# START OF SUPPLIED DATA
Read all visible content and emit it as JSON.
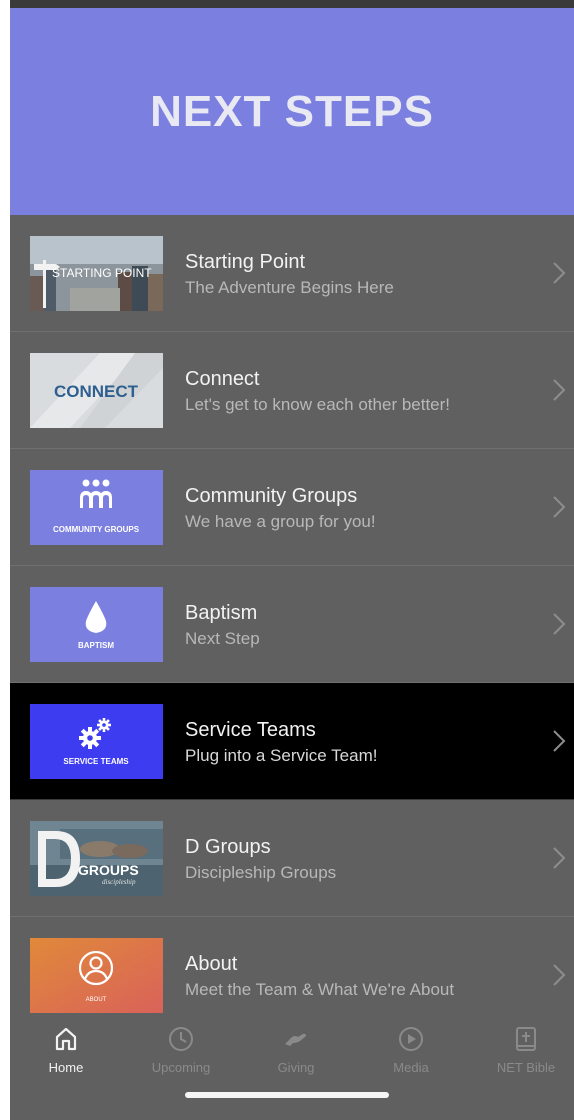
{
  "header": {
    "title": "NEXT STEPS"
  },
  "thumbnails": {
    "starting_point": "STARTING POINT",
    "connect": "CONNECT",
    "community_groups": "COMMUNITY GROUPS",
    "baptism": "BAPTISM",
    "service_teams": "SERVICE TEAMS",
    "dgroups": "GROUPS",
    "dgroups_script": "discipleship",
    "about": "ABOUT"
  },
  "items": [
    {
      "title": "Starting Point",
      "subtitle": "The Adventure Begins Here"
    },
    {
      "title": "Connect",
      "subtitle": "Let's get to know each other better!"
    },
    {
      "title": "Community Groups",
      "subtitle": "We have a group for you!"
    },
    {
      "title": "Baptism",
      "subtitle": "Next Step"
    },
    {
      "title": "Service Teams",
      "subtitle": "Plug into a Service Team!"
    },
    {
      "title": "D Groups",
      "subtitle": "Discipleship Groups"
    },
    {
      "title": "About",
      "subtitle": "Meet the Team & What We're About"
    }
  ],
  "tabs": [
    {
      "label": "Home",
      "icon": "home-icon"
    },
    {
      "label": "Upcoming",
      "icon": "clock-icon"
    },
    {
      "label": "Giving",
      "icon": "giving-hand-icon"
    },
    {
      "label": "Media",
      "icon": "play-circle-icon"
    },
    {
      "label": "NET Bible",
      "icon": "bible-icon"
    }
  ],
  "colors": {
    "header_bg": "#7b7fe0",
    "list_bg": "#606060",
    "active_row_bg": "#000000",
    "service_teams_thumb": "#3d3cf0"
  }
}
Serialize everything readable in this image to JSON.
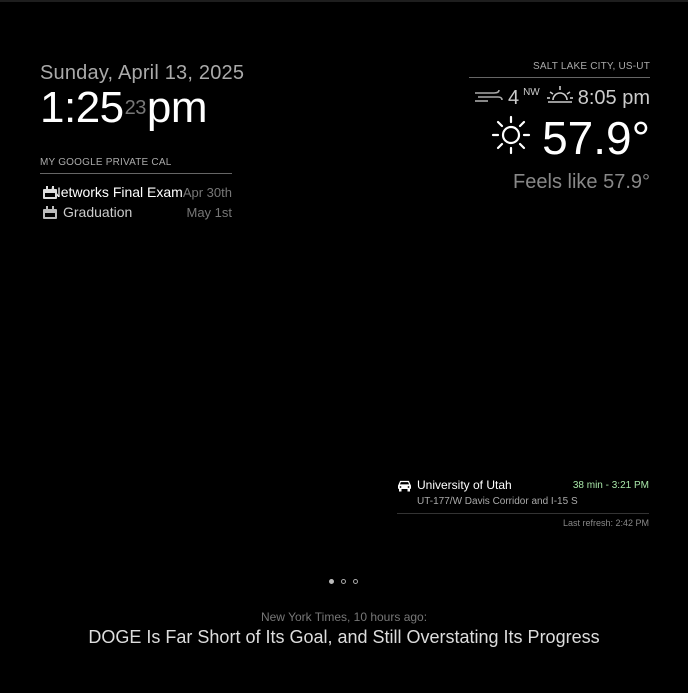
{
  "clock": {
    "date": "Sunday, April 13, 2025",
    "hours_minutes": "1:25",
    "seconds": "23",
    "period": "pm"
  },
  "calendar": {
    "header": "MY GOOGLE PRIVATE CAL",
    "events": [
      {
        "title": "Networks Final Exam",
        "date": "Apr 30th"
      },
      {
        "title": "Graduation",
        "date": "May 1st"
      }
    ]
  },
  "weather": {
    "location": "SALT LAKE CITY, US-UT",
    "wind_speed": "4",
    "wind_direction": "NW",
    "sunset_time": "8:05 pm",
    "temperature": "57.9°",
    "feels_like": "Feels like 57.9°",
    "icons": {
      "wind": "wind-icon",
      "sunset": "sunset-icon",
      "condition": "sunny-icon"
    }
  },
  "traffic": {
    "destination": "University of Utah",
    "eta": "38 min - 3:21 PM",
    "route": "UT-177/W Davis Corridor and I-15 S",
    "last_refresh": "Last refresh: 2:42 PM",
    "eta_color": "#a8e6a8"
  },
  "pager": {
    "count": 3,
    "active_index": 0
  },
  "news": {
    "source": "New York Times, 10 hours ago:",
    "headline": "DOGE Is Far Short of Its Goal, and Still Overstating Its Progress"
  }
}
# END OF SUPPLIED DATA
__PROMPT__
Copy out every line of the material above exactly, skipping the pictures.

__WRITTEN ANSWER__
Read all visible content and emit it as JSON.
{
  "header": {
    "title": "NEXT STEPS"
  },
  "thumbnails": {
    "starting_point": "STARTING POINT",
    "connect": "CONNECT",
    "community_groups": "COMMUNITY GROUPS",
    "baptism": "BAPTISM",
    "service_teams": "SERVICE TEAMS",
    "dgroups": "GROUPS",
    "dgroups_script": "discipleship",
    "about": "ABOUT"
  },
  "items": [
    {
      "title": "Starting Point",
      "subtitle": "The Adventure Begins Here"
    },
    {
      "title": "Connect",
      "subtitle": "Let's get to know each other better!"
    },
    {
      "title": "Community Groups",
      "subtitle": "We have a group for you!"
    },
    {
      "title": "Baptism",
      "subtitle": "Next Step"
    },
    {
      "title": "Service Teams",
      "subtitle": "Plug into a Service Team!"
    },
    {
      "title": "D Groups",
      "subtitle": "Discipleship Groups"
    },
    {
      "title": "About",
      "subtitle": "Meet the Team & What We're About"
    }
  ],
  "tabs": [
    {
      "label": "Home",
      "icon": "home-icon"
    },
    {
      "label": "Upcoming",
      "icon": "clock-icon"
    },
    {
      "label": "Giving",
      "icon": "giving-hand-icon"
    },
    {
      "label": "Media",
      "icon": "play-circle-icon"
    },
    {
      "label": "NET Bible",
      "icon": "bible-icon"
    }
  ],
  "colors": {
    "header_bg": "#7b7fe0",
    "list_bg": "#606060",
    "active_row_bg": "#000000",
    "service_teams_thumb": "#3d3cf0"
  }
}
Serialize everything readable in this image to JSON.
{
  "clock": {
    "date": "Sunday, April 13, 2025",
    "hours_minutes": "1:25",
    "seconds": "23",
    "period": "pm"
  },
  "calendar": {
    "header": "MY GOOGLE PRIVATE CAL",
    "events": [
      {
        "title": "Networks Final Exam",
        "date": "Apr 30th"
      },
      {
        "title": "Graduation",
        "date": "May 1st"
      }
    ]
  },
  "weather": {
    "location": "SALT LAKE CITY, US-UT",
    "wind_speed": "4",
    "wind_direction": "NW",
    "sunset_time": "8:05 pm",
    "temperature": "57.9°",
    "feels_like": "Feels like 57.9°",
    "icons": {
      "wind": "wind-icon",
      "sunset": "sunset-icon",
      "condition": "sunny-icon"
    }
  },
  "traffic": {
    "destination": "University of Utah",
    "eta": "38 min - 3:21 PM",
    "route": "UT-177/W Davis Corridor and I-15 S",
    "last_refresh": "Last refresh: 2:42 PM",
    "eta_color": "#a8e6a8"
  },
  "pager": {
    "count": 3,
    "active_index": 0
  },
  "news": {
    "source": "New York Times, 10 hours ago:",
    "headline": "DOGE Is Far Short of Its Goal, and Still Overstating Its Progress"
  }
}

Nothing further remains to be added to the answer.